Return each line containing the string "this".

[Recorded data]

========================================

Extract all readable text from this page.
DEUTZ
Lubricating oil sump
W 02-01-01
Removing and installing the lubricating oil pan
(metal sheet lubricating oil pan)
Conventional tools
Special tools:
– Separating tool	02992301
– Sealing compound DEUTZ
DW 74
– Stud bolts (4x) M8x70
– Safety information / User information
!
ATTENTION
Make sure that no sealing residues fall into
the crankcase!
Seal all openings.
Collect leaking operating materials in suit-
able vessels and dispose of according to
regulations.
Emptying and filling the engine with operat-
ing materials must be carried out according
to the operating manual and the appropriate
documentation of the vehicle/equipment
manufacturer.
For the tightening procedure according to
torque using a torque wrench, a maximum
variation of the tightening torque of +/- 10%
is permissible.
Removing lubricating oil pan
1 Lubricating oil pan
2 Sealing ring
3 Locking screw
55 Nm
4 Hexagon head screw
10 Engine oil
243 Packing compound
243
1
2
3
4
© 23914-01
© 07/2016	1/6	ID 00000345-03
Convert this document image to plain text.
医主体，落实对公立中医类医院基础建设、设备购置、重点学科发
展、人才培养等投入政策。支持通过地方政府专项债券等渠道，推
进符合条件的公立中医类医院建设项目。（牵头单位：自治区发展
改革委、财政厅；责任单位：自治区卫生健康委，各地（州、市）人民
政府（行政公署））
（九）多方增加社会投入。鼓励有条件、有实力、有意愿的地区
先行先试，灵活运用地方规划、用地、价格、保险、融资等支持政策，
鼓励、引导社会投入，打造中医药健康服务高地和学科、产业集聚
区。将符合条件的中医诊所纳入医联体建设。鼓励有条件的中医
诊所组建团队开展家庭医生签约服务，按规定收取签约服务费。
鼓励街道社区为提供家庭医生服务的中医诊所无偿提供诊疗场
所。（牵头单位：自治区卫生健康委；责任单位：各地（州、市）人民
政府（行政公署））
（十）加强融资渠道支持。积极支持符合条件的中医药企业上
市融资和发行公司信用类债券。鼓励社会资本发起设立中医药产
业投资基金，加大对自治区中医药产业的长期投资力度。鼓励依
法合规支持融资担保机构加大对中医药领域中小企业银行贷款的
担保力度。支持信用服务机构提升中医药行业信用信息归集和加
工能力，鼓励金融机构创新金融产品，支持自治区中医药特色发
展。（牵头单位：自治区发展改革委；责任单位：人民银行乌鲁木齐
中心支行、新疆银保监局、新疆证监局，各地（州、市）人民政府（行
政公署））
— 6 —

========================================

Exercise answer
Extract all readable text from this page.
Convert this document image to plain text.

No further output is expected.